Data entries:
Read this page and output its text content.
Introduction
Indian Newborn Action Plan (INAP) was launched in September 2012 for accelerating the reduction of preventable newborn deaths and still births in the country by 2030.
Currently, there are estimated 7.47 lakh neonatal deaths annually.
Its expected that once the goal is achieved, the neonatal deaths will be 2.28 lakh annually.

= EXERCISE =
Print all of the entries exactly as they are written.

= WRITTEN RESPONSE =
Read this page and output its text content.
Introduction
Indian Newborn Action Plan (INAP) was launched in September 2012 for accelerating the reduction of preventable newborn deaths and still births in the country by 2030.
Currently, there are estimated 7.47 lakh neonatal deaths annually.
Its expected that once the goal is achieved, the neonatal deaths will be 2.28 lakh annually.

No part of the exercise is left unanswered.